WHAT IS NEEDED - Quote, without change, all of the lines that follow.

SUPPLIED ENTRIES -
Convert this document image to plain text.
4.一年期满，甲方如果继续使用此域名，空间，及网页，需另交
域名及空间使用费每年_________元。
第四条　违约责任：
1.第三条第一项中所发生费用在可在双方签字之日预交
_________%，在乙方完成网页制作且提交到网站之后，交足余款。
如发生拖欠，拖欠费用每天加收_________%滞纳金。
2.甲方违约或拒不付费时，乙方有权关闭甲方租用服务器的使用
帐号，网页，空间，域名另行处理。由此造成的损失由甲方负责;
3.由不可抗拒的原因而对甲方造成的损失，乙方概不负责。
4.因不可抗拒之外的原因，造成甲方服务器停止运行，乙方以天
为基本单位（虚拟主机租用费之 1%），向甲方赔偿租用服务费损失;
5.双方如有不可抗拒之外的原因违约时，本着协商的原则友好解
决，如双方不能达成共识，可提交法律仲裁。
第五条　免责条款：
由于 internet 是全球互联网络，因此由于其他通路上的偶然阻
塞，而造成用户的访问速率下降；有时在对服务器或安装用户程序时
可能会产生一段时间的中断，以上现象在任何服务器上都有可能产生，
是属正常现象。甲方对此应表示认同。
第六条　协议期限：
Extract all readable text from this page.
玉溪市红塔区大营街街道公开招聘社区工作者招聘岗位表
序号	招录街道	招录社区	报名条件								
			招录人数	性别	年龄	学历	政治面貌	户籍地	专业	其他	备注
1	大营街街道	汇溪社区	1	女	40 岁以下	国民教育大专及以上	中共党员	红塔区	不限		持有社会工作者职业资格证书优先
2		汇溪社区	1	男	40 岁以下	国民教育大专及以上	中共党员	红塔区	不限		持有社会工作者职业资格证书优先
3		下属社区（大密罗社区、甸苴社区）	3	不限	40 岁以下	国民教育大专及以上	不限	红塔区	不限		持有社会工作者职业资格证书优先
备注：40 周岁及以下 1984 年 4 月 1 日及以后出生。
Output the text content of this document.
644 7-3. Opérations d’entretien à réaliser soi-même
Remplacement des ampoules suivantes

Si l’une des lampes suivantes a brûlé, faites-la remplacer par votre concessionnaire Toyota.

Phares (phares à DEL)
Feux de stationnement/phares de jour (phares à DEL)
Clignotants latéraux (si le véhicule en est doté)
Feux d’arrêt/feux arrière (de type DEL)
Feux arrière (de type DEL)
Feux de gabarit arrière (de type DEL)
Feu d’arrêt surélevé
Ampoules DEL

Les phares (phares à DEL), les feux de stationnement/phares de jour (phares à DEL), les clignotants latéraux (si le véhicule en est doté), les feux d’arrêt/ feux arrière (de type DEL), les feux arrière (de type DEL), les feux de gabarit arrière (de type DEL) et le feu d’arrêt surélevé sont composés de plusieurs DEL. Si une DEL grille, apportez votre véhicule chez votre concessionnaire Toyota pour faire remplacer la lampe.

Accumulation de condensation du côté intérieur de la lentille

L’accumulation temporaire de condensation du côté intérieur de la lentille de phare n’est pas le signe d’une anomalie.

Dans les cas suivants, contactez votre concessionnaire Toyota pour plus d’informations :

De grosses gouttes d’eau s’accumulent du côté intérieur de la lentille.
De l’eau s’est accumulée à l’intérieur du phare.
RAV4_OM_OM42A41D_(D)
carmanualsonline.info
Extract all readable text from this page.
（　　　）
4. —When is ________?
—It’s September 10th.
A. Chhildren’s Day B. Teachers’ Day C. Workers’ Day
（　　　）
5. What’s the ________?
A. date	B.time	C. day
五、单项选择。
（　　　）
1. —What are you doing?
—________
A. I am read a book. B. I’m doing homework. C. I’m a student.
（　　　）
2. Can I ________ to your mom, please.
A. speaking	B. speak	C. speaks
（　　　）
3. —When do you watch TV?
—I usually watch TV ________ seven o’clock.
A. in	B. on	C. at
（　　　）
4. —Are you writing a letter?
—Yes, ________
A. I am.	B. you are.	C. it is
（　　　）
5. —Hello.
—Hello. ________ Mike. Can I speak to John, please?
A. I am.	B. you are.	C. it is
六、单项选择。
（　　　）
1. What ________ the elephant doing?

REPLY -
Convert this document image to plain text.
4.一年期满，甲方如果继续使用此域名，空间，及网页，需另交
域名及空间使用费每年_________元。
第四条　违约责任：
1.第三条第一项中所发生费用在可在双方签字之日预交
_________%，在乙方完成网页制作且提交到网站之后，交足余款。
如发生拖欠，拖欠费用每天加收_________%滞纳金。
2.甲方违约或拒不付费时，乙方有权关闭甲方租用服务器的使用
帐号，网页，空间，域名另行处理。由此造成的损失由甲方负责;
3.由不可抗拒的原因而对甲方造成的损失，乙方概不负责。
4.因不可抗拒之外的原因，造成甲方服务器停止运行，乙方以天
为基本单位（虚拟主机租用费之 1%），向甲方赔偿租用服务费损失;
5.双方如有不可抗拒之外的原因违约时，本着协商的原则友好解
决，如双方不能达成共识，可提交法律仲裁。
第五条　免责条款：
由于 internet 是全球互联网络，因此由于其他通路上的偶然阻
塞，而造成用户的访问速率下降；有时在对服务器或安装用户程序时
可能会产生一段时间的中断，以上现象在任何服务器上都有可能产生，
是属正常现象。甲方对此应表示认同。
第六条　协议期限：
Extract all readable text from this page.
玉溪市红塔区大营街街道公开招聘社区工作者招聘岗位表
序号	招录街道	招录社区	报名条件								
			招录人数	性别	年龄	学历	政治面貌	户籍地	专业	其他	备注
1	大营街街道	汇溪社区	1	女	40 岁以下	国民教育大专及以上	中共党员	红塔区	不限		持有社会工作者职业资格证书优先
2		汇溪社区	1	男	40 岁以下	国民教育大专及以上	中共党员	红塔区	不限		持有社会工作者职业资格证书优先
3		下属社区（大密罗社区、甸苴社区）	3	不限	40 岁以下	国民教育大专及以上	不限	红塔区	不限		持有社会工作者职业资格证书优先
备注：40 周岁及以下 1984 年 4 月 1 日及以后出生。
Output the text content of this document.
644 7-3. Opérations d’entretien à réaliser soi-même
Remplacement des ampoules suivantes

Si l’une des lampes suivantes a brûlé, faites-la remplacer par votre concessionnaire Toyota.

Phares (phares à DEL)
Feux de stationnement/phares de jour (phares à DEL)
Clignotants latéraux (si le véhicule en est doté)
Feux d’arrêt/feux arrière (de type DEL)
Feux arrière (de type DEL)
Feux de gabarit arrière (de type DEL)
Feu d’arrêt surélevé
Ampoules DEL

Les phares (phares à DEL), les feux de stationnement/phares de jour (phares à DEL), les clignotants latéraux (si le véhicule en est doté), les feux d’arrêt/ feux arrière (de type DEL), les feux arrière (de type DEL), les feux de gabarit arrière (de type DEL) et le feu d’arrêt surélevé sont composés de plusieurs DEL. Si une DEL grille, apportez votre véhicule chez votre concessionnaire Toyota pour faire remplacer la lampe.

Accumulation de condensation du côté intérieur de la lentille

L’accumulation temporaire de condensation du côté intérieur de la lentille de phare n’est pas le signe d’une anomalie.

Dans les cas suivants, contactez votre concessionnaire Toyota pour plus d’informations :

De grosses gouttes d’eau s’accumulent du côté intérieur de la lentille.
De l’eau s’est accumulée à l’intérieur du phare.
RAV4_OM_OM42A41D_(D)
carmanualsonline.info
Extract all readable text from this page.
（　　　）
4. —When is ________?
—It’s September 10th.
A. Chhildren’s Day B. Teachers’ Day C. Workers’ Day
（　　　）
5. What’s the ________?
A. date	B.time	C. day
五、单项选择。
（　　　）
1. —What are you doing?
—________
A. I am read a book. B. I’m doing homework. C. I’m a student.
（　　　）
2. Can I ________ to your mom, please.
A. speaking	B. speak	C. speaks
（　　　）
3. —When do you watch TV?
—I usually watch TV ________ seven o’clock.
A. in	B. on	C. at
（　　　）
4. —Are you writing a letter?
—Yes, ________
A. I am.	B. you are.	C. it is
（　　　）
5. —Hello.
—Hello. ________ Mike. Can I speak to John, please?
A. I am.	B. you are.	C. it is
六、单项选择。
（　　　）
1. What ________ the elephant doing?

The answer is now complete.